What to do:
Your task is to transcribe all of the records exactly and leave out the pictures.

━━━━━━━━━━

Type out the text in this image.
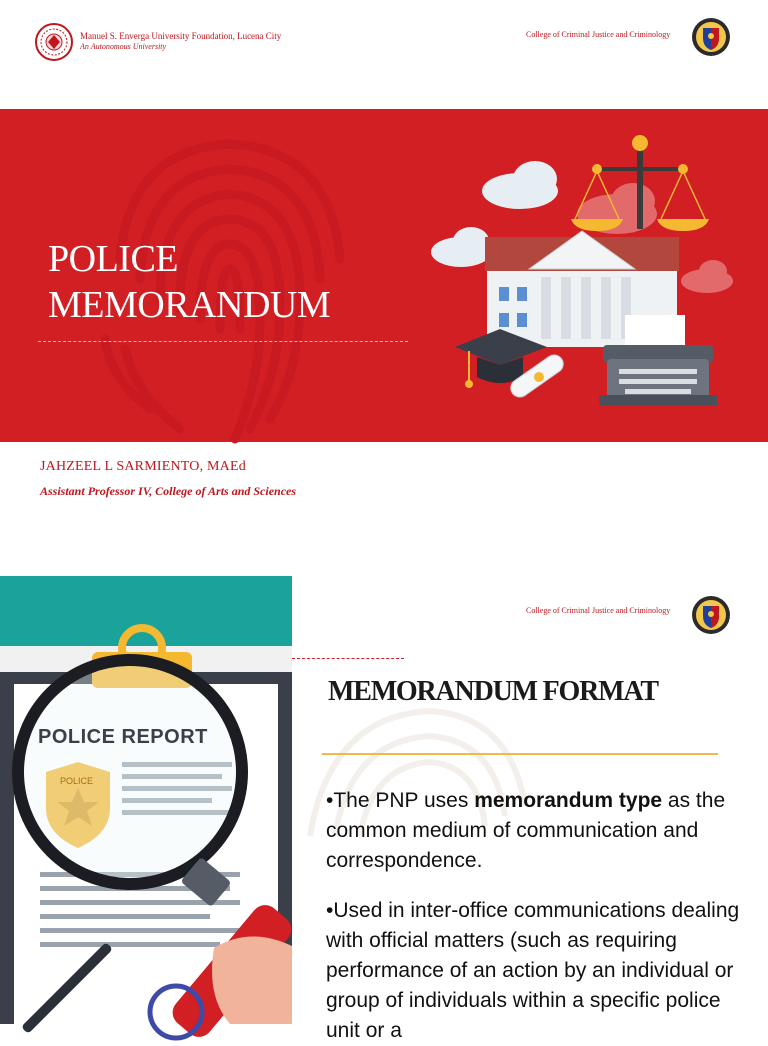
Manuel S. Enverga University Foundation, Lucena City
An Autonomous University
College of Criminal Justice and Criminology
POLICE
MEMORANDUM
JAHZEEL L SARMIENTO, MAEd
Assistant Professor IV, College of Arts and Sciences
POLICE REPORT
POLICE
College of Criminal Justice and Criminology
MEMORANDUM FORMAT
•The PNP uses memorandum type as the common medium of communication and correspondence.
•Used in inter-office communications dealing with official matters (such as requiring performance of an action by an individual or group of individuals within a specific police unit or a
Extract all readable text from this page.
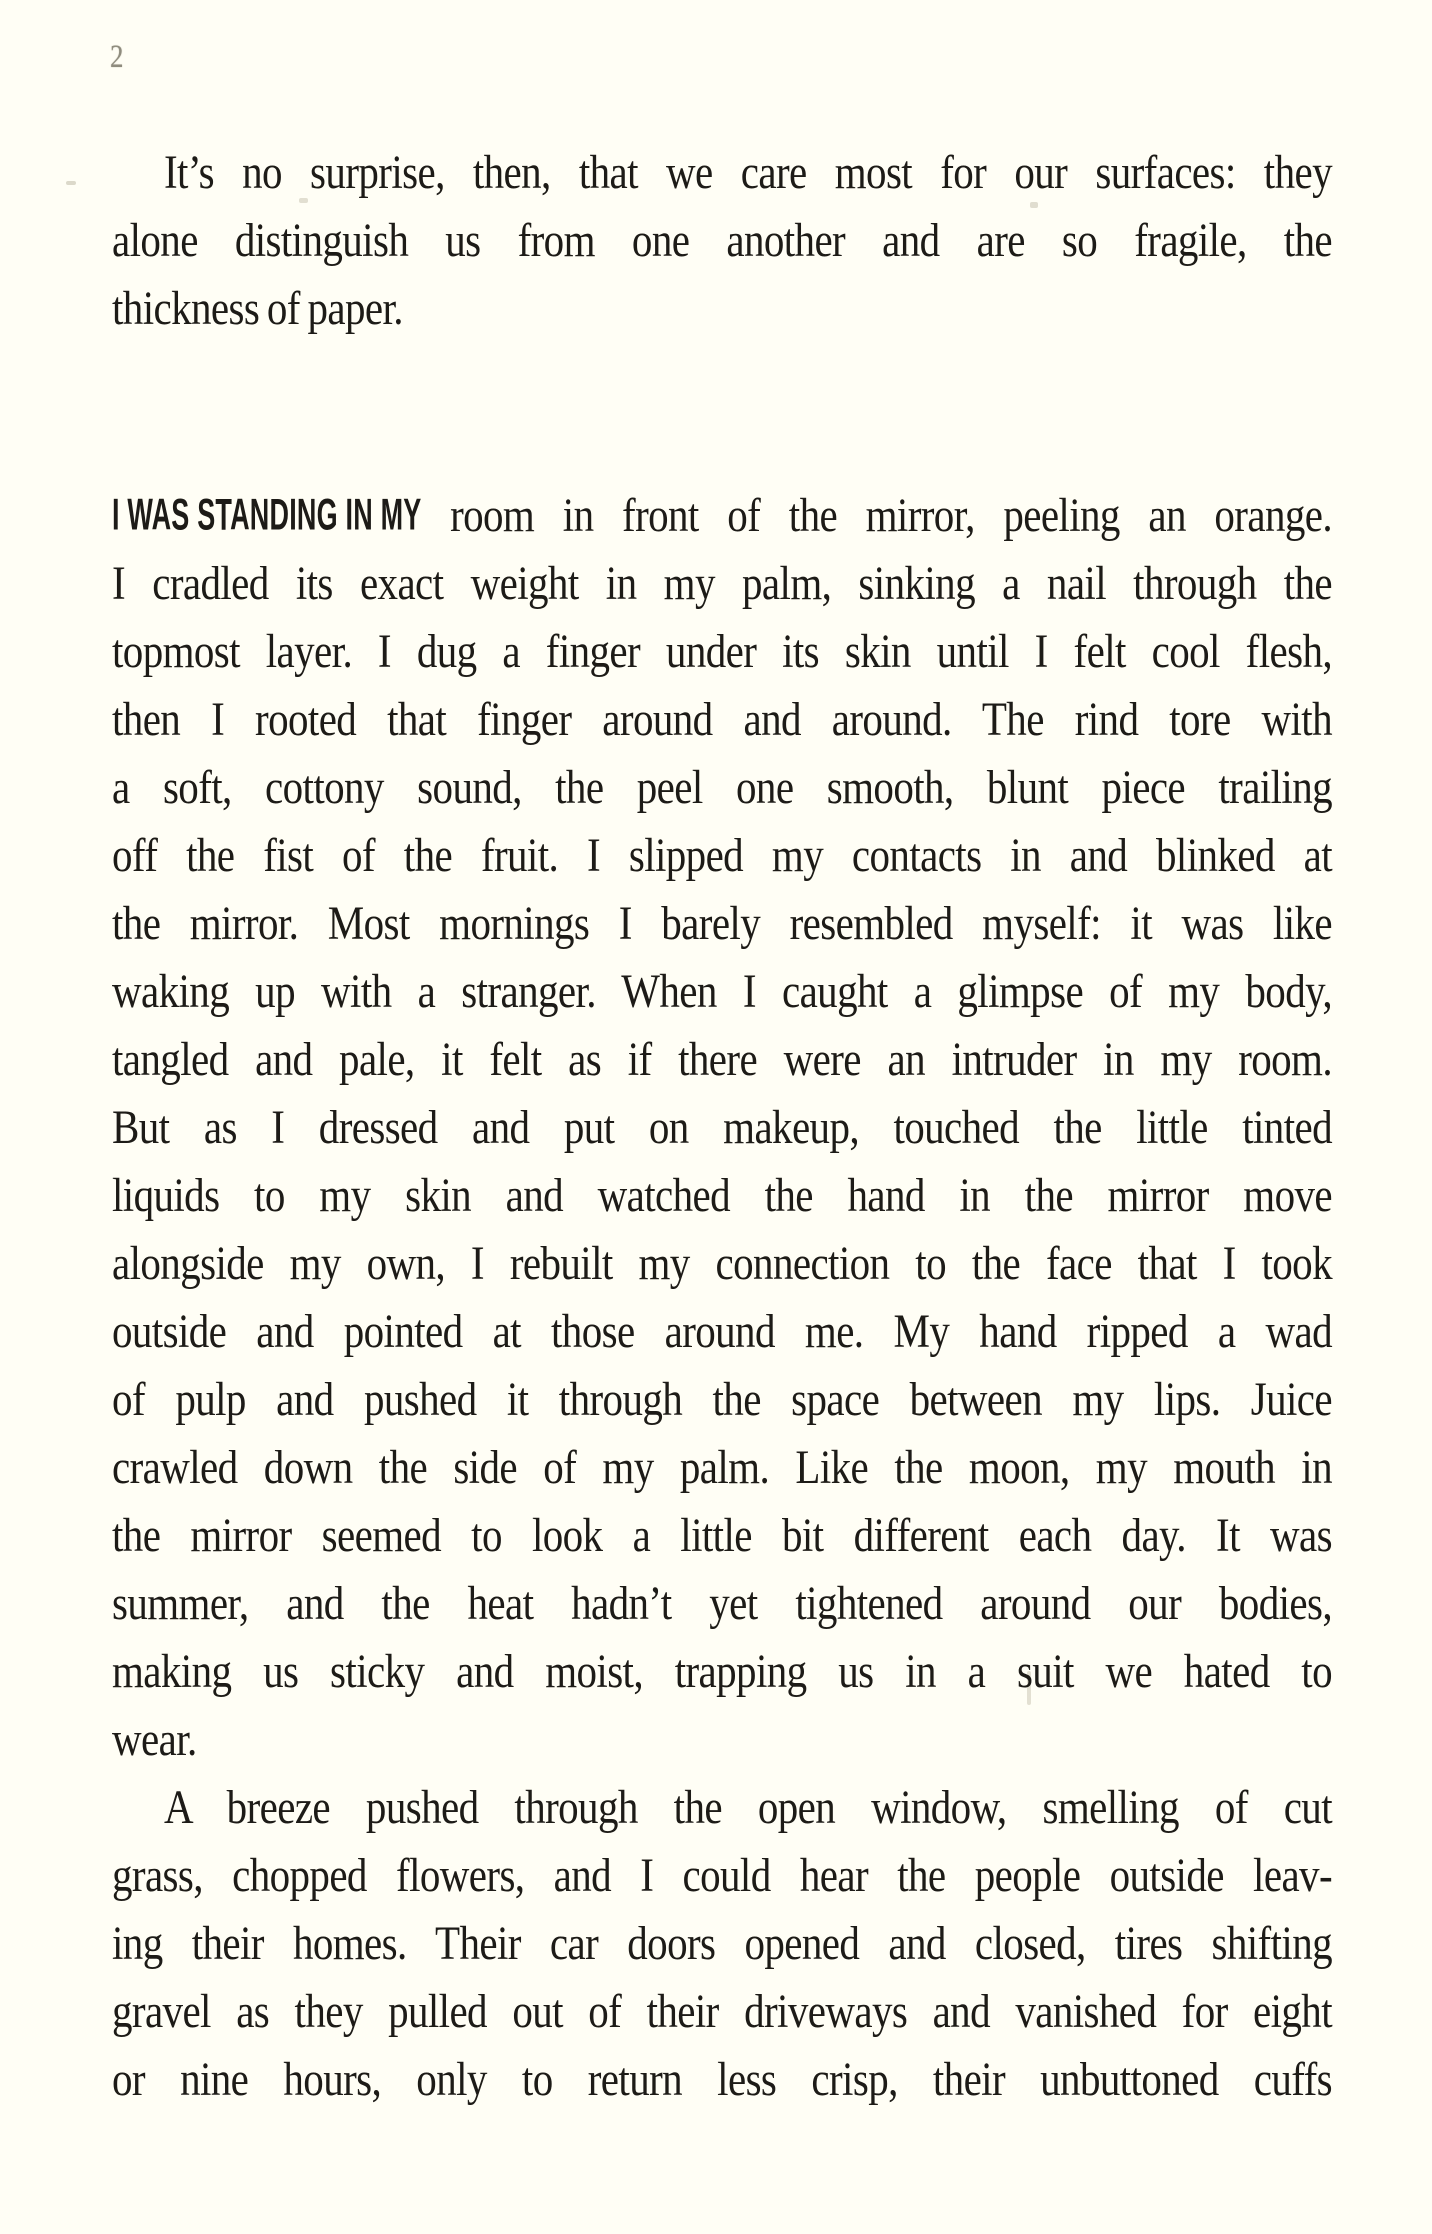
2
It’s no surprise, then, that we care most for our surfaces: they
alone distinguish us from one another and are so fragile, the
thickness of paper.
I WAS STANDING IN MY room in front of the mirror, peeling an orange.
I cradled its exact weight in my palm, sinking a nail through the
topmost layer. I dug a finger under its skin until I felt cool flesh,
then I rooted that finger around and around. The rind tore with
a soft, cottony sound, the peel one smooth, blunt piece trailing
off the fist of the fruit. I slipped my contacts in and blinked at
the mirror. Most mornings I barely resembled myself: it was like
waking up with a stranger. When I caught a glimpse of my body,
tangled and pale, it felt as if there were an intruder in my room.
But as I dressed and put on makeup, touched the little tinted
liquids to my skin and watched the hand in the mirror move
alongside my own, I rebuilt my connection to the face that I took
outside and pointed at those around me. My hand ripped a wad
of pulp and pushed it through the space between my lips. Juice
crawled down the side of my palm. Like the moon, my mouth in
the mirror seemed to look a little bit different each day. It was
summer, and the heat hadn’t yet tightened around our bodies,
making us sticky and moist, trapping us in a suit we hated to
wear.
A breeze pushed through the open window, smelling of cut
grass, chopped flowers, and I could hear the people outside leav-
ing their homes. Their car doors opened and closed, tires shifting
gravel as they pulled out of their driveways and vanished for eight
or nine hours, only to return less crisp, their unbuttoned cuffs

━━━━━━━━━━

Answer to this exercise:
Type out the text in this image.
Manuel S. Enverga University Foundation, Lucena City
An Autonomous University
College of Criminal Justice and Criminology
POLICE
MEMORANDUM
JAHZEEL L SARMIENTO, MAEd
Assistant Professor IV, College of Arts and Sciences
POLICE REPORT
POLICE
College of Criminal Justice and Criminology
MEMORANDUM FORMAT
•The PNP uses memorandum type as the common medium of communication and correspondence.
•Used in inter-office communications dealing with official matters (such as requiring performance of an action by an individual or group of individuals within a specific police unit or a
Extract all readable text from this page.
2
It’s no surprise, then, that we care most for our surfaces: they
alone distinguish us from one another and are so fragile, the
thickness of paper.
I WAS STANDING IN MY room in front of the mirror, peeling an orange.
I cradled its exact weight in my palm, sinking a nail through the
topmost layer. I dug a finger under its skin until I felt cool flesh,
then I rooted that finger around and around. The rind tore with
a soft, cottony sound, the peel one smooth, blunt piece trailing
off the fist of the fruit. I slipped my contacts in and blinked at
the mirror. Most mornings I barely resembled myself: it was like
waking up with a stranger. When I caught a glimpse of my body,
tangled and pale, it felt as if there were an intruder in my room.
But as I dressed and put on makeup, touched the little tinted
liquids to my skin and watched the hand in the mirror move
alongside my own, I rebuilt my connection to the face that I took
outside and pointed at those around me. My hand ripped a wad
of pulp and pushed it through the space between my lips. Juice
crawled down the side of my palm. Like the moon, my mouth in
the mirror seemed to look a little bit different each day. It was
summer, and the heat hadn’t yet tightened around our bodies,
making us sticky and moist, trapping us in a suit we hated to
wear.
A breeze pushed through the open window, smelling of cut
grass, chopped flowers, and I could hear the people outside leav-
ing their homes. Their car doors opened and closed, tires shifting
gravel as they pulled out of their driveways and vanished for eight
or nine hours, only to return less crisp, their unbuttoned cuffs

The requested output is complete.